Data records:
[BEGIN]
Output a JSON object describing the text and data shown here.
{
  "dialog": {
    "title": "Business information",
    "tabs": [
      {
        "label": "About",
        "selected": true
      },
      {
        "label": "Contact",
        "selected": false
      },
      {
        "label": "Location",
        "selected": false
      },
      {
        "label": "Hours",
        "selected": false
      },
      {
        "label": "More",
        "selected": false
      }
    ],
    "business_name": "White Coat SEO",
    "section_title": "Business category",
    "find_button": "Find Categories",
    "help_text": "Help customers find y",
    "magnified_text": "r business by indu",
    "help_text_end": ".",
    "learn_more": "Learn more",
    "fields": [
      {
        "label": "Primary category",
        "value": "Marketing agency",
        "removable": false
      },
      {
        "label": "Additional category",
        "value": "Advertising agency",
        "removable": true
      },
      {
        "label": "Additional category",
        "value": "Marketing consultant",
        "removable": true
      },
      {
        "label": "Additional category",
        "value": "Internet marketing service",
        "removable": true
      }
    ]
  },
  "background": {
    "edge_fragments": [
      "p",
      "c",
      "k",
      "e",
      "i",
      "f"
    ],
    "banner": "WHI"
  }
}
[END]
_DESCRIPTION OF THE TASK_: Copy every line of the records above that contains "value".

_FULL ANSWER_:
        "value": "Marketing agency",
        "value": "Advertising agency",
        "value": "Marketing consultant",
        "value": "Internet marketing service",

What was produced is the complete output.